#### [LISTED ENTRIES]
::::::::

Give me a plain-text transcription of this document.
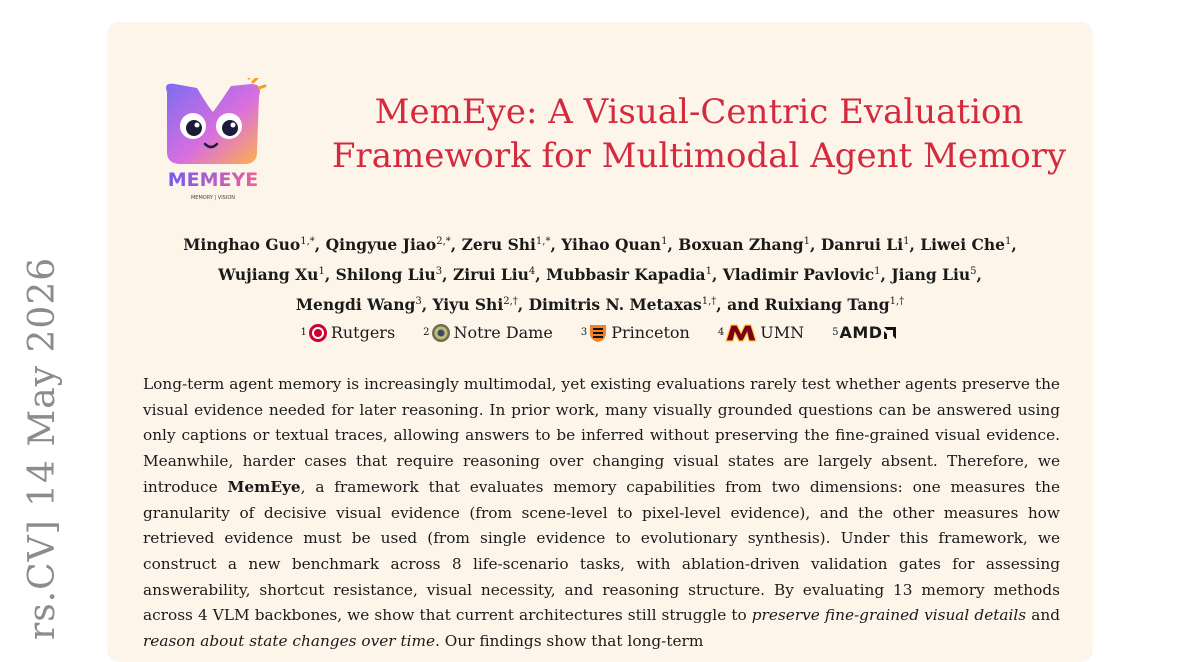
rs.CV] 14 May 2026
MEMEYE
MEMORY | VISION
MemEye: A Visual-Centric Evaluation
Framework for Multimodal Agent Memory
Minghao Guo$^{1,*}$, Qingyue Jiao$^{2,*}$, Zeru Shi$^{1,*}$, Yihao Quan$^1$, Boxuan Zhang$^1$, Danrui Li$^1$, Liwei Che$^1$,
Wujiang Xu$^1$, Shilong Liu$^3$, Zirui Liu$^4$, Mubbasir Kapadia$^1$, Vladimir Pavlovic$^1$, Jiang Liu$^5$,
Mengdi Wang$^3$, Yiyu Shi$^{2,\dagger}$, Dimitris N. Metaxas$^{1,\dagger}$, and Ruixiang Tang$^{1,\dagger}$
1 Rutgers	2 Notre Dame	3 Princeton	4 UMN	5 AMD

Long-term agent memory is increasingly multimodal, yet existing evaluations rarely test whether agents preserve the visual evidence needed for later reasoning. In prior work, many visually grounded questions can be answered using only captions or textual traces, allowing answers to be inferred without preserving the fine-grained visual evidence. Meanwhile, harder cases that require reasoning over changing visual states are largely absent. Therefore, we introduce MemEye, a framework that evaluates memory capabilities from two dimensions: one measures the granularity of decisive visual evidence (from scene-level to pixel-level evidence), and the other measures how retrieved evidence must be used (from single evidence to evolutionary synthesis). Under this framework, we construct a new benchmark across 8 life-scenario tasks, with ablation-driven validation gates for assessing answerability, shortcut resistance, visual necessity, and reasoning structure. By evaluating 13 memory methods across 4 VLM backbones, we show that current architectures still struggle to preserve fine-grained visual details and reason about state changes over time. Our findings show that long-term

::::::::

#### [JOB]
Return the whole listing, word for word, and leave out every picture.

#### [WRITTEN RESPONSE]
Give me a plain-text transcription of this document.
rs.CV] 14 May 2026
MEMEYE
MEMORY | VISION
MemEye: A Visual-Centric Evaluation
Framework for Multimodal Agent Memory
Minghao Guo$^{1,*}$, Qingyue Jiao$^{2,*}$, Zeru Shi$^{1,*}$, Yihao Quan$^1$, Boxuan Zhang$^1$, Danrui Li$^1$, Liwei Che$^1$,
Wujiang Xu$^1$, Shilong Liu$^3$, Zirui Liu$^4$, Mubbasir Kapadia$^1$, Vladimir Pavlovic$^1$, Jiang Liu$^5$,
Mengdi Wang$^3$, Yiyu Shi$^{2,\dagger}$, Dimitris N. Metaxas$^{1,\dagger}$, and Ruixiang Tang$^{1,\dagger}$
1 Rutgers	2 Notre Dame	3 Princeton	4 UMN	5 AMD

Long-term agent memory is increasingly multimodal, yet existing evaluations rarely test whether agents preserve the visual evidence needed for later reasoning. In prior work, many visually grounded questions can be answered using only captions or textual traces, allowing answers to be inferred without preserving the fine-grained visual evidence. Meanwhile, harder cases that require reasoning over changing visual states are largely absent. Therefore, we introduce MemEye, a framework that evaluates memory capabilities from two dimensions: one measures the granularity of decisive visual evidence (from scene-level to pixel-level evidence), and the other measures how retrieved evidence must be used (from single evidence to evolutionary synthesis). Under this framework, we construct a new benchmark across 8 life-scenario tasks, with ablation-driven validation gates for assessing answerability, shortcut resistance, visual necessity, and reasoning structure. By evaluating 13 memory methods across 4 VLM backbones, we show that current architectures still struggle to preserve fine-grained visual details and reason about state changes over time. Our findings show that long-term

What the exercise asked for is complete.